▸ GIVEN REQUEST
Go through the listing and return every line with "Morehead" in it.

═════ RECORDS TO USE ═════

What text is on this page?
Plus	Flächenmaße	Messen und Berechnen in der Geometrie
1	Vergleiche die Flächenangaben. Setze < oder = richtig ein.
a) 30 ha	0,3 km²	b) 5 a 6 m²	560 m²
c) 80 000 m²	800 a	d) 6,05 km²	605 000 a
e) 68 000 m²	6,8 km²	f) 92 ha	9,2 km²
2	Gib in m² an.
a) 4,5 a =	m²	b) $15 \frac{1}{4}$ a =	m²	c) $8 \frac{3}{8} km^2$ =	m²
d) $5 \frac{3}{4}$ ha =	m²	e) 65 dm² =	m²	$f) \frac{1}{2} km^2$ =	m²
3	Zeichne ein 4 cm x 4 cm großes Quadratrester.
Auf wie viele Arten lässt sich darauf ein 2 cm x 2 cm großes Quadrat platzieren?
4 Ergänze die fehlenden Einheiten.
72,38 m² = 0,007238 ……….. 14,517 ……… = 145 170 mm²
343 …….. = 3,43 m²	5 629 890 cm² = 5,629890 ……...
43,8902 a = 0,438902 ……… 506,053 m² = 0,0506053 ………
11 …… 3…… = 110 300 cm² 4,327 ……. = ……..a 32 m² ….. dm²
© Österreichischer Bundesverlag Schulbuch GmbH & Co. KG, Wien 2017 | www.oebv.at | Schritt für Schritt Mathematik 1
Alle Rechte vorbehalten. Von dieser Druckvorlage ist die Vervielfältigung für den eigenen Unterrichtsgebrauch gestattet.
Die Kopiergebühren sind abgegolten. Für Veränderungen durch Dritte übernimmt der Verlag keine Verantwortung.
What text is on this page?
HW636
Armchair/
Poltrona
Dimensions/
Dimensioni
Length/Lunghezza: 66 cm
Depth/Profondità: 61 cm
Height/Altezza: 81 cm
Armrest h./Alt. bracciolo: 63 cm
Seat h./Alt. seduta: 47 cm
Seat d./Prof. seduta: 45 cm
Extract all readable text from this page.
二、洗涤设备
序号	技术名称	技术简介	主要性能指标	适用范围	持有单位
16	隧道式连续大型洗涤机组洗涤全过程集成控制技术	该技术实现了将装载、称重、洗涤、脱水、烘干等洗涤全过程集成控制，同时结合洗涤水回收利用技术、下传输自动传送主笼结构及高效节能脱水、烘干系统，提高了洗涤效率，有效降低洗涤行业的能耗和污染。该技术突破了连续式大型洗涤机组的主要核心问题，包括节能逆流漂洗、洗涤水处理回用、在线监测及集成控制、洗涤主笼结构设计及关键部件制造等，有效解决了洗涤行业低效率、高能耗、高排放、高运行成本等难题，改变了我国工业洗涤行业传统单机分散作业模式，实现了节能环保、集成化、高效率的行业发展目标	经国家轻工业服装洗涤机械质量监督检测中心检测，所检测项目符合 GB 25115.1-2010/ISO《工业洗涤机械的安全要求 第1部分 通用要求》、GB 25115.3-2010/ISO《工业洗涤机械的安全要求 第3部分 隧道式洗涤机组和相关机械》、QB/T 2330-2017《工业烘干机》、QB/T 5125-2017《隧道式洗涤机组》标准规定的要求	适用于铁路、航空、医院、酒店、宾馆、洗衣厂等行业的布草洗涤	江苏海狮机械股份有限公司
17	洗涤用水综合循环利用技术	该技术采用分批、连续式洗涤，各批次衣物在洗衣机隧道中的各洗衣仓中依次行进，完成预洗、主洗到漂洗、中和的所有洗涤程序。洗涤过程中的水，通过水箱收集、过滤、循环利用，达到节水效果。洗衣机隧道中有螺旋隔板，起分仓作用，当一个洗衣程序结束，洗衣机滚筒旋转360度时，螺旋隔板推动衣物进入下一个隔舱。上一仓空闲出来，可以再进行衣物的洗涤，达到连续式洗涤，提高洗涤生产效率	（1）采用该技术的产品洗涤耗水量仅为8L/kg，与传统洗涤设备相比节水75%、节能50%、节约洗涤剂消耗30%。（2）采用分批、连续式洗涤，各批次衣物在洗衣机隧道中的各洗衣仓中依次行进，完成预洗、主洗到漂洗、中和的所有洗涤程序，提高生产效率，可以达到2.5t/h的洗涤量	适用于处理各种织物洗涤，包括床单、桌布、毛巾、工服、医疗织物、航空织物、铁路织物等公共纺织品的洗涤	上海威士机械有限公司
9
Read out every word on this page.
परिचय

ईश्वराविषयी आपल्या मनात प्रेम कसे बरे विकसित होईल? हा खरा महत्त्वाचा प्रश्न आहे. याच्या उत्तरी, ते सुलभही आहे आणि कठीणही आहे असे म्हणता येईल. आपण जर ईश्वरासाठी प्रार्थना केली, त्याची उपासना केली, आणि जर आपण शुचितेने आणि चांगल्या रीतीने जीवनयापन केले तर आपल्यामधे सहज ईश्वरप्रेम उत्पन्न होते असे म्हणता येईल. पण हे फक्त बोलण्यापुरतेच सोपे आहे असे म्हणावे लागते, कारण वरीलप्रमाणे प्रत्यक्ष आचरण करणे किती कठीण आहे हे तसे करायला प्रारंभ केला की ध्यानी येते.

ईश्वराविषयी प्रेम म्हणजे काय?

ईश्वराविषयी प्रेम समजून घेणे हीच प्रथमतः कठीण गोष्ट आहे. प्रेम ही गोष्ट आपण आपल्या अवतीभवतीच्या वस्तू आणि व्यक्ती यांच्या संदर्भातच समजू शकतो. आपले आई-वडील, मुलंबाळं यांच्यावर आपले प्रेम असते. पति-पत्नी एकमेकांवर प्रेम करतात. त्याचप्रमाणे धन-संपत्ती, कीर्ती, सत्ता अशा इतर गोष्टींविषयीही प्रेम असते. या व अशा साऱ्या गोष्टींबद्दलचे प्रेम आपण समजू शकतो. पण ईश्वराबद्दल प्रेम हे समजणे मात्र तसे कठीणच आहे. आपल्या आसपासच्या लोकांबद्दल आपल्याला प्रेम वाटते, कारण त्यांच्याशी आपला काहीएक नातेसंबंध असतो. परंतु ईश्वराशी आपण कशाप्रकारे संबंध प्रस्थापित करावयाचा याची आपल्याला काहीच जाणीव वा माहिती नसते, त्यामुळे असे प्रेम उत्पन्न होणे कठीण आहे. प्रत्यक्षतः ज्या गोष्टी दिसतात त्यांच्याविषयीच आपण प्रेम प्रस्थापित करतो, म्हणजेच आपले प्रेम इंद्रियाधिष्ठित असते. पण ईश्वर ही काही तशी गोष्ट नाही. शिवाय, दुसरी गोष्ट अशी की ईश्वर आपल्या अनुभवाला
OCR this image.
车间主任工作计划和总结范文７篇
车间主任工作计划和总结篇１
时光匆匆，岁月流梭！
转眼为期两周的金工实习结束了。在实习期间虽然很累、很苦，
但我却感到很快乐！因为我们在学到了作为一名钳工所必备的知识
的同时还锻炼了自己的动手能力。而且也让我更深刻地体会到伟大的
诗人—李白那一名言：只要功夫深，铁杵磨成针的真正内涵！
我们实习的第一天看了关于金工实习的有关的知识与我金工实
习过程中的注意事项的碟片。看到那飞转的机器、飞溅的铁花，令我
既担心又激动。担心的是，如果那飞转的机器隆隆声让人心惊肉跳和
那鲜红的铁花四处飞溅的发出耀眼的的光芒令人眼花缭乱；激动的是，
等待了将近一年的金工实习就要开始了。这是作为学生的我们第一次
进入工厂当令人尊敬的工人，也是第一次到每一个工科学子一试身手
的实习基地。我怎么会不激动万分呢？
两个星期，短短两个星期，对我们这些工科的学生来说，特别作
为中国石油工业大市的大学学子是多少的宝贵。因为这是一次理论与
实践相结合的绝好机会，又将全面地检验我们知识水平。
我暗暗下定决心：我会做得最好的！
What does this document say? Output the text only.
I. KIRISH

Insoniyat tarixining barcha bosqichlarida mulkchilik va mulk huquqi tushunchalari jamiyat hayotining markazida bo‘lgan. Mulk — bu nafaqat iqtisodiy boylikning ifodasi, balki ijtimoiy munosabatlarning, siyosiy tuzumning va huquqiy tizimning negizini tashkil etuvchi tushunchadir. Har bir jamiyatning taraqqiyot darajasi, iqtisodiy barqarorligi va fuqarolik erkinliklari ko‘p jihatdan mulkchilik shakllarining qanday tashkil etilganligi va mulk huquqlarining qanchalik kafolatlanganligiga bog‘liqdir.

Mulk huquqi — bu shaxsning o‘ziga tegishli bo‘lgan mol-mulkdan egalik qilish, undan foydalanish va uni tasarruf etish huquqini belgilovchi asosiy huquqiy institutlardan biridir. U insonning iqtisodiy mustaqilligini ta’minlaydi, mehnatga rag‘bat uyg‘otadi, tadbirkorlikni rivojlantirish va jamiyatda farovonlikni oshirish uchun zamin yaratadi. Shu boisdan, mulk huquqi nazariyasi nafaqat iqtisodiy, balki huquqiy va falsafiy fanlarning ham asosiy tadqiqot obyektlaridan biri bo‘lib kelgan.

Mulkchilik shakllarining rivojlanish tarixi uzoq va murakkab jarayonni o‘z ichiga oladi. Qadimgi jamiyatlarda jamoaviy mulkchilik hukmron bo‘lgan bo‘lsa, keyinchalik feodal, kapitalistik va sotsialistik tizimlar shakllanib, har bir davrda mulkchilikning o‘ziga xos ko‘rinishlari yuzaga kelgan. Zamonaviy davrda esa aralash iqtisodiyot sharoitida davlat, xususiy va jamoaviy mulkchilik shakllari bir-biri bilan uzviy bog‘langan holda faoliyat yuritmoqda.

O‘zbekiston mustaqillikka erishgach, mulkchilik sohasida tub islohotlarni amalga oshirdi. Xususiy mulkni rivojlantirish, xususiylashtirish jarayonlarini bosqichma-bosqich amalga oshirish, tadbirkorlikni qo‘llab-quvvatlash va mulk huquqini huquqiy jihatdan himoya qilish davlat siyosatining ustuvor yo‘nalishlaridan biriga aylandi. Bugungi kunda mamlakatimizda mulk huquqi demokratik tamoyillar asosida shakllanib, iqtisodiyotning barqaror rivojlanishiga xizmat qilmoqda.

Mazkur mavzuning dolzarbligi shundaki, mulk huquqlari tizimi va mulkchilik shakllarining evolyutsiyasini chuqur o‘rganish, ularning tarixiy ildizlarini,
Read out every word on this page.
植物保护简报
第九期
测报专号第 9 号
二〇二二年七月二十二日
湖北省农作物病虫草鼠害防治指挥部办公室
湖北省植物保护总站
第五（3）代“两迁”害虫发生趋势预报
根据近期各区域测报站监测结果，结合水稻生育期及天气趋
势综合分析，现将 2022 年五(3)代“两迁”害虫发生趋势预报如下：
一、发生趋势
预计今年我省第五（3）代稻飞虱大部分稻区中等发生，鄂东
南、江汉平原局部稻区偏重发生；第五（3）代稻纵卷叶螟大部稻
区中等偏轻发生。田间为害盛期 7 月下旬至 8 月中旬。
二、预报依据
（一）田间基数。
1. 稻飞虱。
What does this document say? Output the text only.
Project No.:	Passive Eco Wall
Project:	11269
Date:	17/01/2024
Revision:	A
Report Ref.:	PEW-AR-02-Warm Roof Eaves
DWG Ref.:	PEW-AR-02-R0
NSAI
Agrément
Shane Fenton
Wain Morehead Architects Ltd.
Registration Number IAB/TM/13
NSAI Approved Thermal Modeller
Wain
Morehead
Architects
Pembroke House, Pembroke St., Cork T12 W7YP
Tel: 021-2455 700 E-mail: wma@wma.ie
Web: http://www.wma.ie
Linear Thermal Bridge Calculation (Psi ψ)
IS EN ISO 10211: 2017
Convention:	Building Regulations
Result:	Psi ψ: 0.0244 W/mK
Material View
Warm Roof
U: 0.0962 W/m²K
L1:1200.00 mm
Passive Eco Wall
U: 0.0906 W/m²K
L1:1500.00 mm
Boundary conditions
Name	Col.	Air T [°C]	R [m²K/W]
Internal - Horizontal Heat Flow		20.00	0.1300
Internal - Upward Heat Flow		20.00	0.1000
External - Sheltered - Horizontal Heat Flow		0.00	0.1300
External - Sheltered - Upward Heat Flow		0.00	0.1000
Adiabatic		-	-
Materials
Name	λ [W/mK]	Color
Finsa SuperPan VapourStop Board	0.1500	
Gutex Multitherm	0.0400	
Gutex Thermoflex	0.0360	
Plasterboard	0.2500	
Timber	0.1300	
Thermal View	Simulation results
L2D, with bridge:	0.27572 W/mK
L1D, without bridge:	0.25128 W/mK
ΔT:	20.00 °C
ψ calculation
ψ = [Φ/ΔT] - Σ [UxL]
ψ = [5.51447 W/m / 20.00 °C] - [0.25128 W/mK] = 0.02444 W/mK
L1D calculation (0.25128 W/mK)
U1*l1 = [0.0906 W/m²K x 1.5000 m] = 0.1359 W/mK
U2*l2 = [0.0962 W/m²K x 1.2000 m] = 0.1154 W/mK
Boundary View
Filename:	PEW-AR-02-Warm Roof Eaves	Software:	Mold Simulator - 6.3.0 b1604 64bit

═════

▸ WRITTEN RESPONSE
Wain Morehead Architects Ltd.
Morehead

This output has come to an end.